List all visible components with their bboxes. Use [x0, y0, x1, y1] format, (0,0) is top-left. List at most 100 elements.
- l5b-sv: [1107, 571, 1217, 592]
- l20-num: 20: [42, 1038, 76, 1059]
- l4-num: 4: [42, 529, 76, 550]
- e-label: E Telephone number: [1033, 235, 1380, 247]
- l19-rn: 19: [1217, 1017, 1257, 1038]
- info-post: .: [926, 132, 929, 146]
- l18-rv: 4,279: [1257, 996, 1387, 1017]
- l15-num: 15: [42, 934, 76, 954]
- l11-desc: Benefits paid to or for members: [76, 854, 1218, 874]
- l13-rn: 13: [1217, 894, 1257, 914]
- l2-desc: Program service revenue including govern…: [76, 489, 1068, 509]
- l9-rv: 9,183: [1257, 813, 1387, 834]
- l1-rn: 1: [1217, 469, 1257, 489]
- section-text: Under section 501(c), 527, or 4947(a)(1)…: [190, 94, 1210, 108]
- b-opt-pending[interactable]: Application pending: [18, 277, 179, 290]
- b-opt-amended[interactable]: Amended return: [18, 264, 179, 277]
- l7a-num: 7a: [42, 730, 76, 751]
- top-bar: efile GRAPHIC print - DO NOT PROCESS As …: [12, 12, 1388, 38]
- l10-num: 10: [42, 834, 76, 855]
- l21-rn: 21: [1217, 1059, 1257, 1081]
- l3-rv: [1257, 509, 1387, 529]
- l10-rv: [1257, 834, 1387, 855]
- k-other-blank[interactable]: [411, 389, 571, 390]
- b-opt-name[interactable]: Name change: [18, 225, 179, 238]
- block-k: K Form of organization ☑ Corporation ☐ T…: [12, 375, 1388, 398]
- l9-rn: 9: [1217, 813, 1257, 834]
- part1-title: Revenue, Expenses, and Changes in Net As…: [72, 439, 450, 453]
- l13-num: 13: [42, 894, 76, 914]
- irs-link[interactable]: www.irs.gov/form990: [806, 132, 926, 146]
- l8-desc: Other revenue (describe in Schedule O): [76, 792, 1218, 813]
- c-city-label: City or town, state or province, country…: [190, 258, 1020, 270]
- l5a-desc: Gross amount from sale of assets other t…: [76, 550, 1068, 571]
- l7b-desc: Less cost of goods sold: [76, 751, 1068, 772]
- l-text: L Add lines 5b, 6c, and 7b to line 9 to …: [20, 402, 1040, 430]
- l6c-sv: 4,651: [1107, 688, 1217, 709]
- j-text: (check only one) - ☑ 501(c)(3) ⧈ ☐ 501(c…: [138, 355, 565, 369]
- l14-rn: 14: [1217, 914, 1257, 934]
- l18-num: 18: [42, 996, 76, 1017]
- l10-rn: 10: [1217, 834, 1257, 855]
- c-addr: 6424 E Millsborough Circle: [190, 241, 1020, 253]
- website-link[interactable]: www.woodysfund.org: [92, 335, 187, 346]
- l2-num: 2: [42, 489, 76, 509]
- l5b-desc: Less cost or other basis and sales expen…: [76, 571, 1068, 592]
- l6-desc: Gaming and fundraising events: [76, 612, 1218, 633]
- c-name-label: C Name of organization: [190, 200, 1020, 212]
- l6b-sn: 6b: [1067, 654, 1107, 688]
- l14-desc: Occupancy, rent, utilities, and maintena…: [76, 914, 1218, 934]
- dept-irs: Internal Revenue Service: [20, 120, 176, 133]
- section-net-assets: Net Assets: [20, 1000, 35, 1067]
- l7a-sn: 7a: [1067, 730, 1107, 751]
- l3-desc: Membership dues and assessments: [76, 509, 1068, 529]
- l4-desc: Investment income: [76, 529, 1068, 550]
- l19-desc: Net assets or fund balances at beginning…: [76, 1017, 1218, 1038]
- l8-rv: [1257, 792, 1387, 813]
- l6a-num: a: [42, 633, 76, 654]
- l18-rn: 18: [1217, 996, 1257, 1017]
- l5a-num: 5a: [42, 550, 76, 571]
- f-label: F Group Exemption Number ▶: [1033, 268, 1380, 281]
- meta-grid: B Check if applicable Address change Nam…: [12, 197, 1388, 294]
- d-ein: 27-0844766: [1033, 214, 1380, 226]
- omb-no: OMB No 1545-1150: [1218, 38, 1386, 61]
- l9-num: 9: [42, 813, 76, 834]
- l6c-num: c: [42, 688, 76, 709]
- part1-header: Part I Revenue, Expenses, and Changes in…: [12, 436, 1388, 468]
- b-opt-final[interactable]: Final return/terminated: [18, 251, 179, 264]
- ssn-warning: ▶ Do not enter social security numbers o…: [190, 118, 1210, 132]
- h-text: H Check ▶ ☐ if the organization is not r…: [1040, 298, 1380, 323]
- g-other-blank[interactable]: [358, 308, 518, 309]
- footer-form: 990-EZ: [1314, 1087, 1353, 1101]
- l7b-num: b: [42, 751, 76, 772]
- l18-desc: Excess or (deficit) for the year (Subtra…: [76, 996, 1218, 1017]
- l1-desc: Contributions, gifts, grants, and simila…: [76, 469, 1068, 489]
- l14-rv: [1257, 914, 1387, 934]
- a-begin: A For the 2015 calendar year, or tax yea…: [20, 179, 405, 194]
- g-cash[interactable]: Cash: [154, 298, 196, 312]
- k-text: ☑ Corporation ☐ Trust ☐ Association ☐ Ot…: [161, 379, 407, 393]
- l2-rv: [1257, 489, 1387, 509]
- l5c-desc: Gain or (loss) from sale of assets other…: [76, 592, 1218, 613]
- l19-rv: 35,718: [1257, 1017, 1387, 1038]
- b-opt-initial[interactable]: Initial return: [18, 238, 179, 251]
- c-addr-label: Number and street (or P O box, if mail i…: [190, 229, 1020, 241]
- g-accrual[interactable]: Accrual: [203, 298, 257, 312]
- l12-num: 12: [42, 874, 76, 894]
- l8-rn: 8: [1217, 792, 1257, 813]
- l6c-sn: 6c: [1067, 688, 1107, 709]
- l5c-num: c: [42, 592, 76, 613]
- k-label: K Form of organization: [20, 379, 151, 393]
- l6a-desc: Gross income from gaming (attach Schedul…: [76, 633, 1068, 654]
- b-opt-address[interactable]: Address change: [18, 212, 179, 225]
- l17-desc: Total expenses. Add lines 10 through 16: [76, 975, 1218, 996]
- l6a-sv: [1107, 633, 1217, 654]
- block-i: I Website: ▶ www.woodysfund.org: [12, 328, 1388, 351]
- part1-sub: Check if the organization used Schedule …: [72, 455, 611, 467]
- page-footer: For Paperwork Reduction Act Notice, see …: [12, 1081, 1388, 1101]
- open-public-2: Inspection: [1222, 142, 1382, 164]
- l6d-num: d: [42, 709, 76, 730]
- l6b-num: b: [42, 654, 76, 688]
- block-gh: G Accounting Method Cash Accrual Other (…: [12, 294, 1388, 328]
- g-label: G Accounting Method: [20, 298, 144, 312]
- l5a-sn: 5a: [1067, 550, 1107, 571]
____
**Exercise requirements:** Quote the records above word for word, reproducing every line in full.

**Response to the task:**
List all visible components with their bboxes. Use [x0, y0, x1, y1] format, (0,0) is top-left. List at most 100 elements.
- l5b-sv: [1107, 571, 1217, 592]
- l20-num: 20: [42, 1038, 76, 1059]
- l4-num: 4: [42, 529, 76, 550]
- e-label: E Telephone number: [1033, 235, 1380, 247]
- l19-rn: 19: [1217, 1017, 1257, 1038]
- info-post: .: [926, 132, 929, 146]
- l18-rv: 4,279: [1257, 996, 1387, 1017]
- l15-num: 15: [42, 934, 76, 954]
- l11-desc: Benefits paid to or for members: [76, 854, 1218, 874]
- l13-rn: 13: [1217, 894, 1257, 914]
- l2-desc: Program service revenue including govern…: [76, 489, 1068, 509]
- l9-rv: 9,183: [1257, 813, 1387, 834]
- l1-rn: 1: [1217, 469, 1257, 489]
- section-text: Under section 501(c), 527, or 4947(a)(1)…: [190, 94, 1210, 108]
- b-opt-pending[interactable]: Application pending: [18, 277, 179, 290]
- b-opt-amended[interactable]: Amended return: [18, 264, 179, 277]
- l7a-num: 7a: [42, 730, 76, 751]
- top-bar: efile GRAPHIC print - DO NOT PROCESS As …: [12, 12, 1388, 38]
- l10-num: 10: [42, 834, 76, 855]
- l21-rn: 21: [1217, 1059, 1257, 1081]
- l3-rv: [1257, 509, 1387, 529]
- l10-rv: [1257, 834, 1387, 855]
- k-other-blank[interactable]: [411, 389, 571, 390]
- b-opt-name[interactable]: Name change: [18, 225, 179, 238]
- block-k: K Form of organization ☑ Corporation ☐ T…: [12, 375, 1388, 398]
- l9-rn: 9: [1217, 813, 1257, 834]
- part1-title: Revenue, Expenses, and Changes in Net As…: [72, 439, 450, 453]
- l13-num: 13: [42, 894, 76, 914]
- irs-link[interactable]: www.irs.gov/form990: [806, 132, 926, 146]
- l8-desc: Other revenue (describe in Schedule O): [76, 792, 1218, 813]
- c-city-label: City or town, state or province, country…: [190, 258, 1020, 270]
- l5a-desc: Gross amount from sale of assets other t…: [76, 550, 1068, 571]
- l7b-desc: Less cost of goods sold: [76, 751, 1068, 772]
- l-text: L Add lines 5b, 6c, and 7b to line 9 to …: [20, 402, 1040, 430]
- l6c-sv: 4,651: [1107, 688, 1217, 709]
- j-text: (check only one) - ☑ 501(c)(3) ⧈ ☐ 501(c…: [138, 355, 565, 369]
- l14-rn: 14: [1217, 914, 1257, 934]
- l18-num: 18: [42, 996, 76, 1017]
- l10-rn: 10: [1217, 834, 1257, 855]
- c-addr: 6424 E Millsborough Circle: [190, 241, 1020, 253]
- website-link[interactable]: www.woodysfund.org: [92, 335, 187, 346]
- l2-num: 2: [42, 489, 76, 509]
- l5b-desc: Less cost or other basis and sales expen…: [76, 571, 1068, 592]
- l6-desc: Gaming and fundraising events: [76, 612, 1218, 633]
- c-name-label: C Name of organization: [190, 200, 1020, 212]
- l6b-sn: 6b: [1067, 654, 1107, 688]
- l14-desc: Occupancy, rent, utilities, and maintena…: [76, 914, 1218, 934]
- dept-irs: Internal Revenue Service: [20, 120, 176, 133]
- section-net-assets: Net Assets: [20, 1000, 35, 1067]
- l7a-sn: 7a: [1067, 730, 1107, 751]
- l3-desc: Membership dues and assessments: [76, 509, 1068, 529]
- l4-desc: Investment income: [76, 529, 1068, 550]
- l19-desc: Net assets or fund balances at beginning…: [76, 1017, 1218, 1038]
- l8-rv: [1257, 792, 1387, 813]
- l6a-num: a: [42, 633, 76, 654]
- l18-rn: 18: [1217, 996, 1257, 1017]
- l5a-num: 5a: [42, 550, 76, 571]
- f-label: F Group Exemption Number ▶: [1033, 268, 1380, 281]
- meta-grid: B Check if applicable Address change Nam…: [12, 197, 1388, 294]
- d-ein: 27-0844766: [1033, 214, 1380, 226]
- omb-no: OMB No 1545-1150: [1218, 38, 1386, 61]
- l9-num: 9: [42, 813, 76, 834]
- l6c-num: c: [42, 688, 76, 709]
- part1-header: Part I Revenue, Expenses, and Changes in…: [12, 436, 1388, 468]
- b-opt-final[interactable]: Final return/terminated: [18, 251, 179, 264]
- ssn-warning: ▶ Do not enter social security numbers o…: [190, 118, 1210, 132]
- h-text: H Check ▶ ☐ if the organization is not r…: [1040, 298, 1380, 323]
- g-other-blank[interactable]: [358, 308, 518, 309]
- footer-form: 990-EZ: [1314, 1087, 1353, 1101]
- l7b-num: b: [42, 751, 76, 772]
- l18-desc: Excess or (deficit) for the year (Subtra…: [76, 996, 1218, 1017]
- l1-desc: Contributions, gifts, grants, and simila…: [76, 469, 1068, 489]
- l14-rv: [1257, 914, 1387, 934]
- a-begin: A For the 2015 calendar year, or tax yea…: [20, 179, 405, 194]
- g-cash[interactable]: Cash: [154, 298, 196, 312]
- k-text: ☑ Corporation ☐ Trust ☐ Association ☐ Ot…: [161, 379, 407, 393]
- l2-rv: [1257, 489, 1387, 509]
- l5c-desc: Gain or (loss) from sale of assets other…: [76, 592, 1218, 613]
- l19-rv: 35,718: [1257, 1017, 1387, 1038]
- b-opt-initial[interactable]: Initial return: [18, 238, 179, 251]
- c-addr-label: Number and street (or P O box, if mail i…: [190, 229, 1020, 241]
- g-accrual[interactable]: Accrual: [203, 298, 257, 312]
- l12-num: 12: [42, 874, 76, 894]
- l8-rn: 8: [1217, 792, 1257, 813]
- l6c-sn: 6c: [1067, 688, 1107, 709]
- l5c-num: c: [42, 592, 76, 613]
- k-label: K Form of organization: [20, 379, 151, 393]
- l6a-desc: Gross income from gaming (attach Schedul…: [76, 633, 1068, 654]
- b-opt-address[interactable]: Address change: [18, 212, 179, 225]
- l17-desc: Total expenses. Add lines 10 through 16: [76, 975, 1218, 996]
- l6a-sv: [1107, 633, 1217, 654]
- block-i: I Website: ▶ www.woodysfund.org: [12, 328, 1388, 351]
- part1-sub: Check if the organization used Schedule …: [72, 455, 611, 467]
- page-footer: For Paperwork Reduction Act Notice, see …: [12, 1081, 1388, 1101]
- open-public-2: Inspection: [1222, 142, 1382, 164]
- l6d-num: d: [42, 709, 76, 730]
- l6b-num: b: [42, 654, 76, 688]
- block-gh: G Accounting Method Cash Accrual Other (…: [12, 294, 1388, 328]
- g-label: G Accounting Method: [20, 298, 144, 312]
- l5a-sn: 5a: [1067, 550, 1107, 571]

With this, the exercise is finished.